*Exercise goal:* Return every line of the data below that includes the string "разпредѣлятъ".
::::
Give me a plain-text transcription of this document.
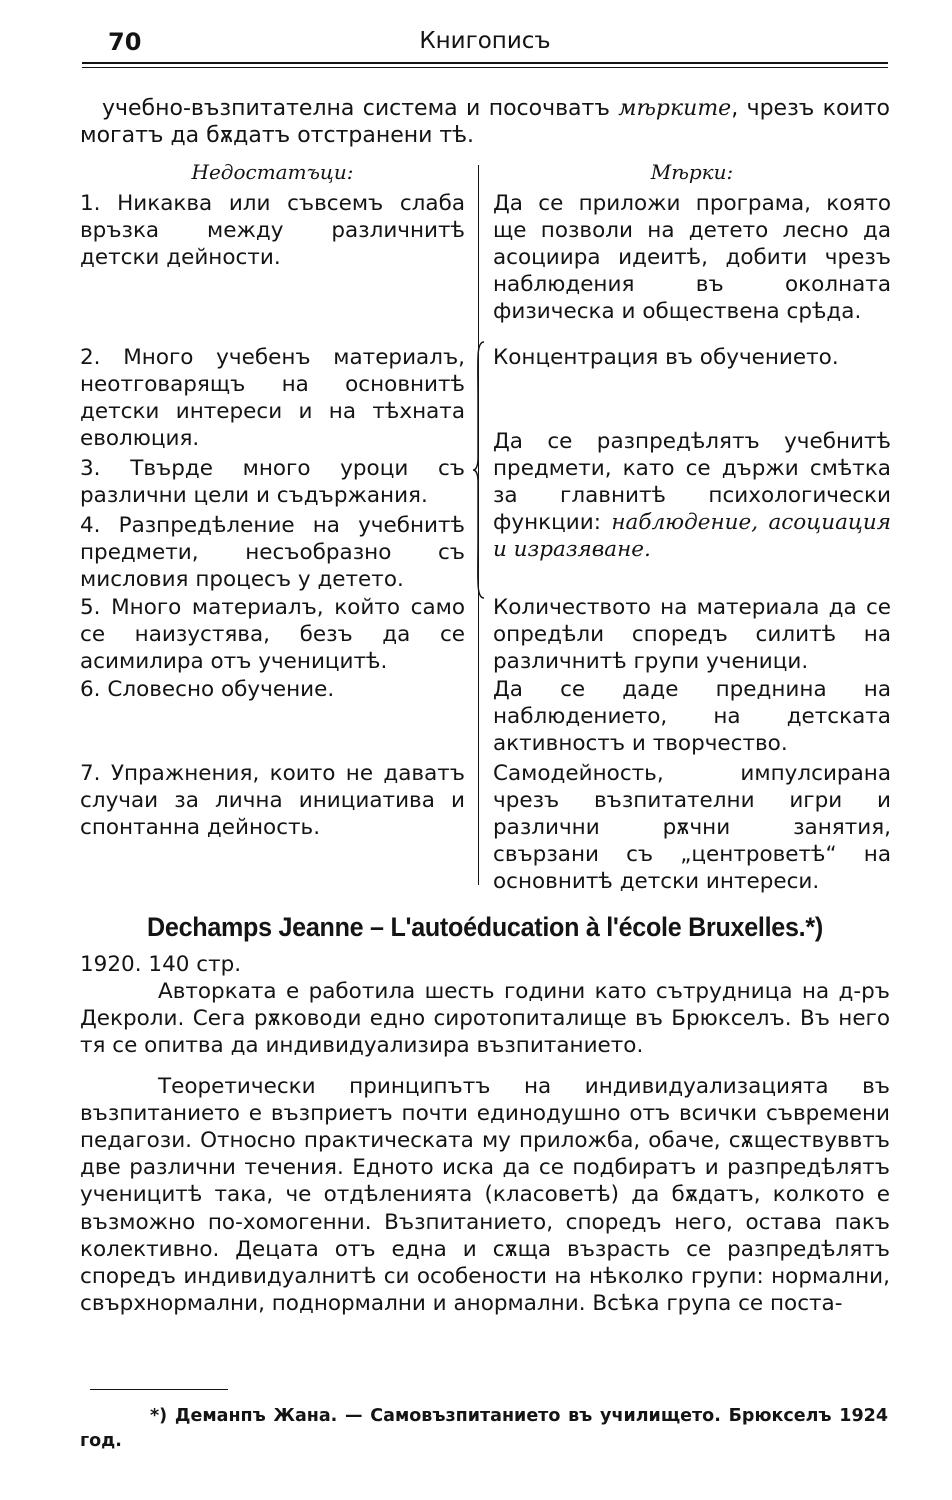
70	Книгописъ

учебно-възпитателна система и посочватъ мѣрките, чрезъ които могатъ да бѫдатъ отстранени тѣ.

Недостатъци:	Мѣрки:

1. Никаква или съвсемъ слаба връзка между различнитѣ детски дейности.

2. Много учебенъ материалъ, неотговарящъ на основнитѣ детски интереси и на тѣхната еволюция.

3. Твърде много уроци съ различни цели и съдържания.

4. Разпредѣление на учебнитѣ предмети, несъобразно съ мисловия процесъ у детето.

5. Много материалъ, който само се наизустява, безъ да се асимилира отъ ученицитѣ.

6. Словесно обучение.

7. Упражнения, които не даватъ случаи за лична инициатива и спонтанна дейность.

Да се приложи програма, която ще позволи на детето лесно да асоциира идеитѣ, добити чрезъ наблюдения въ околната физическа и обществена срѣда.

Концентрация въ обучението.

Да се разпредѣлятъ учебнитѣ предмети, като се държи смѣтка за главнитѣ психологически функции: наблюдение, асоциация и изразяване.

Количеството на материала да се опредѣли споредъ силитѣ на различнитѣ групи ученици.

Да се даде преднина на наблюдението, на детската активностъ и творчество.

Самодейность, импулсирана чрезъ възпитателни игри и различни рѫчни занятия, свързани съ „центроветѣ“ на основнитѣ детски интереси.

Dechamps Jeanne – L'autoéducation à l'école Bruxelles.*)
1920. 140 стр.

Авторката е работила шесть години като сътрудница на д-ръ Декроли. Сега рѫководи едно сиротопиталище въ Брюкселъ. Въ него тя се опитва да индивидуализира възпитанието.

Теоретически принципътъ на индивидуализацията въ възпитанието е възприетъ почти единодушно отъ всички съвремени педагози. Относно практическата му приложба, обаче, сѫществуввтъ две различни течения. Едното иска да се подбиратъ и разпредѣлятъ ученицитѣ така, че отдѣленията (класоветѣ) да бѫдатъ, колкото е възможно по-хомогенни. Възпитанието, споредъ него, остава пакъ колективно. Децата отъ една и сѫща възрасть се разпредѣлятъ споредъ индивидуалнитѣ си особености на нѣколко групи: нормални, свърхнормални, поднормални и анормални. Всѣка група се поста-

*) Деманпъ Жана. — Самовъзпитанието въ училището. Брюкселъ 1924 год.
::::
*Right answer:*
Да се разпредѣлятъ учебнитѣ предмети, като се държи смѣтка за главнитѣ психологически функции: наблюдение, асоциация и изразяване.
Теоретически принципътъ на индивидуализацията въ възпитанието е възприетъ почти единодушно отъ всички съвремени педагози. Относно практическата му приложба, обаче, сѫществуввтъ две различни течения. Едното иска да се подбиратъ и разпредѣлятъ ученицитѣ така, че отдѣленията (класоветѣ) да бѫдатъ, колкото е възможно по-хомогенни. Възпитанието, споредъ него, остава пакъ колективно. Децата отъ една и сѫща възрасть се разпредѣлятъ споредъ индивидуалнитѣ си особености на нѣколко групи: нормални, свърхнормални, поднормални и анормални. Всѣка група се поста-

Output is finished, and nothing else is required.